(Item position entries)
------------
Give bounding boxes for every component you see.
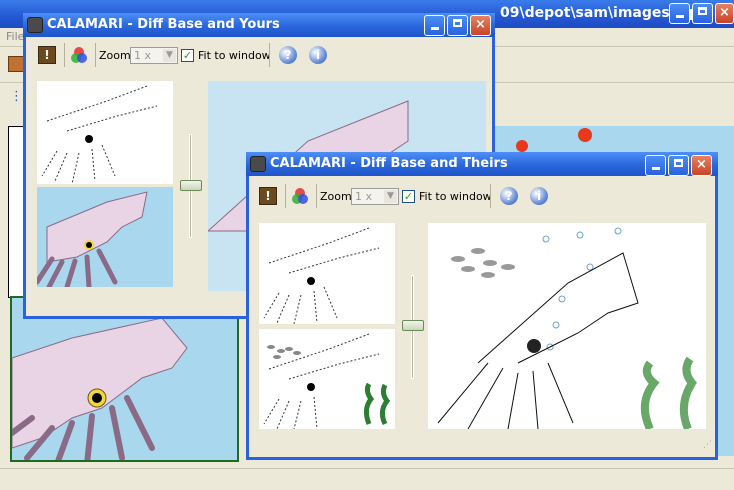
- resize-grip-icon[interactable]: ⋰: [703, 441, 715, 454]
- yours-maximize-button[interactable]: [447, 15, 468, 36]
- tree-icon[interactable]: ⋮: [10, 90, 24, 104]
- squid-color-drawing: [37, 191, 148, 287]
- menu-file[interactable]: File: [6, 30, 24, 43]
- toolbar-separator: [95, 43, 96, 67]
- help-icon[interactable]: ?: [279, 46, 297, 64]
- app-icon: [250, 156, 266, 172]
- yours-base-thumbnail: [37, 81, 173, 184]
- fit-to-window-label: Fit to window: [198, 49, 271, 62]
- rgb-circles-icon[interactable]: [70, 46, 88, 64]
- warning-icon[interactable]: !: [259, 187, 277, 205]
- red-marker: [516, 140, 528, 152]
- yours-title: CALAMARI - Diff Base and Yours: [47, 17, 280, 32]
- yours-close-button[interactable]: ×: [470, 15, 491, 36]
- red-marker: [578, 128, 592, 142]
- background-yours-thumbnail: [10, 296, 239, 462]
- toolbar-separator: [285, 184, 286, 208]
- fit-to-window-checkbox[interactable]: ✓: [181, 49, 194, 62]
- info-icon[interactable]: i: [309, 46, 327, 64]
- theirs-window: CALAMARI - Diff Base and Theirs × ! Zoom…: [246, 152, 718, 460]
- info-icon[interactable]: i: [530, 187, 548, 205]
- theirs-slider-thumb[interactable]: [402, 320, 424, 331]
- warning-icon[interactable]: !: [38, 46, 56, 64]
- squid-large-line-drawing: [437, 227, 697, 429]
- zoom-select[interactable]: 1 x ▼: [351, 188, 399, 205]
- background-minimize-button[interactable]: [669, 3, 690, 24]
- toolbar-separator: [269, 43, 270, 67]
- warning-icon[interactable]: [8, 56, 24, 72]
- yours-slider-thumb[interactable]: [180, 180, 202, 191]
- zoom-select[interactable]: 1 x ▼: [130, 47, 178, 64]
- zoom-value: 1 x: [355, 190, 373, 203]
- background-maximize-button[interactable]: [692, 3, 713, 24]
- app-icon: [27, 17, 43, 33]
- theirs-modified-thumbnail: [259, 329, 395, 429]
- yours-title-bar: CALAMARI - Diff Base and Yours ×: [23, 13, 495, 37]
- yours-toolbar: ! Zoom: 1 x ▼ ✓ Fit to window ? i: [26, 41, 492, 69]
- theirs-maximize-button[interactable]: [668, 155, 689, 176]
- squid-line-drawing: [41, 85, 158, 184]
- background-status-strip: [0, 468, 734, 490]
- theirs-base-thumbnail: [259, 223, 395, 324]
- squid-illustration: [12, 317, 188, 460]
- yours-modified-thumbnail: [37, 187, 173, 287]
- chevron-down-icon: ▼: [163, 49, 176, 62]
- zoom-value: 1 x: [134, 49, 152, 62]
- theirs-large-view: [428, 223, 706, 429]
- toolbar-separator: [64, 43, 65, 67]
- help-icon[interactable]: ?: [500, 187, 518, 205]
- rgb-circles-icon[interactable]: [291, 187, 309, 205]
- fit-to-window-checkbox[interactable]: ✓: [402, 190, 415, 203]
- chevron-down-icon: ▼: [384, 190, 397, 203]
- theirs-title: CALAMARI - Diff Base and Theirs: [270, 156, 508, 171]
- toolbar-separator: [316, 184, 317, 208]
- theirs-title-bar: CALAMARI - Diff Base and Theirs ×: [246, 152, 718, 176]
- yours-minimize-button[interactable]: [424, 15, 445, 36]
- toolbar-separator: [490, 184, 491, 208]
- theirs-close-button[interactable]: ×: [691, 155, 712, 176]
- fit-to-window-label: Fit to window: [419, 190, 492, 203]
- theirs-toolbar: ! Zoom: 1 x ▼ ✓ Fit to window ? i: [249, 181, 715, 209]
------------
DESCRIPTION OF THE TASK:
Rewrite the material in full, substituting "toolbar-divider" for every occurrence of "toolbar-separator" and leaving everything else unchanged. Omit the pictures from your answer.

ANSWER IN FULL:
Give bounding boxes for every component you see.
- resize-grip-icon[interactable]: ⋰: [703, 441, 715, 454]
- yours-maximize-button[interactable]: [447, 15, 468, 36]
- tree-icon[interactable]: ⋮: [10, 90, 24, 104]
- squid-color-drawing: [37, 191, 148, 287]
- menu-file[interactable]: File: [6, 30, 24, 43]
- toolbar-divider: [95, 43, 96, 67]
- help-icon[interactable]: ?: [279, 46, 297, 64]
- app-icon: [250, 156, 266, 172]
- yours-base-thumbnail: [37, 81, 173, 184]
- fit-to-window-label: Fit to window: [198, 49, 271, 62]
- rgb-circles-icon[interactable]: [70, 46, 88, 64]
- warning-icon[interactable]: !: [259, 187, 277, 205]
- red-marker: [516, 140, 528, 152]
- yours-title: CALAMARI - Diff Base and Yours: [47, 17, 280, 32]
- yours-close-button[interactable]: ×: [470, 15, 491, 36]
- red-marker: [578, 128, 592, 142]
- background-yours-thumbnail: [10, 296, 239, 462]
- toolbar-divider: [285, 184, 286, 208]
- fit-to-window-checkbox[interactable]: ✓: [181, 49, 194, 62]
- info-icon[interactable]: i: [309, 46, 327, 64]
- theirs-window: CALAMARI - Diff Base and Theirs × ! Zoom…: [246, 152, 718, 460]
- info-icon[interactable]: i: [530, 187, 548, 205]
- theirs-slider-thumb[interactable]: [402, 320, 424, 331]
- warning-icon[interactable]: !: [38, 46, 56, 64]
- squid-large-line-drawing: [437, 227, 697, 429]
- zoom-select[interactable]: 1 x ▼: [351, 188, 399, 205]
- background-minimize-button[interactable]: [669, 3, 690, 24]
- toolbar-divider: [269, 43, 270, 67]
- warning-icon[interactable]: [8, 56, 24, 72]
- yours-slider-thumb[interactable]: [180, 180, 202, 191]
- zoom-select[interactable]: 1 x ▼: [130, 47, 178, 64]
- zoom-value: 1 x: [355, 190, 373, 203]
- background-maximize-button[interactable]: [692, 3, 713, 24]
- app-icon: [27, 17, 43, 33]
- theirs-modified-thumbnail: [259, 329, 395, 429]
- yours-title-bar: CALAMARI - Diff Base and Yours ×: [23, 13, 495, 37]
- yours-toolbar: ! Zoom: 1 x ▼ ✓ Fit to window ? i: [26, 41, 492, 69]
- theirs-maximize-button[interactable]: [668, 155, 689, 176]
- squid-line-drawing: [41, 85, 158, 184]
- background-status-strip: [0, 468, 734, 490]
- theirs-base-thumbnail: [259, 223, 395, 324]
- squid-illustration: [12, 317, 188, 460]
- yours-modified-thumbnail: [37, 187, 173, 287]
- chevron-down-icon: ▼: [163, 49, 176, 62]
- zoom-value: 1 x: [134, 49, 152, 62]
- theirs-large-view: [428, 223, 706, 429]
- toolbar-divider: [64, 43, 65, 67]
- help-icon[interactable]: ?: [500, 187, 518, 205]
- rgb-circles-icon[interactable]: [291, 187, 309, 205]
- fit-to-window-checkbox[interactable]: ✓: [402, 190, 415, 203]
- chevron-down-icon: ▼: [384, 190, 397, 203]
- theirs-title: CALAMARI - Diff Base and Theirs: [270, 156, 508, 171]
- toolbar-divider: [316, 184, 317, 208]
- theirs-title-bar: CALAMARI - Diff Base and Theirs ×: [246, 152, 718, 176]
- yours-minimize-button[interactable]: [424, 15, 445, 36]
- toolbar-divider: [490, 184, 491, 208]
- theirs-close-button[interactable]: ×: [691, 155, 712, 176]
- fit-to-window-label: Fit to window: [419, 190, 492, 203]
- theirs-toolbar: ! Zoom: 1 x ▼ ✓ Fit to window ? i: [249, 181, 715, 209]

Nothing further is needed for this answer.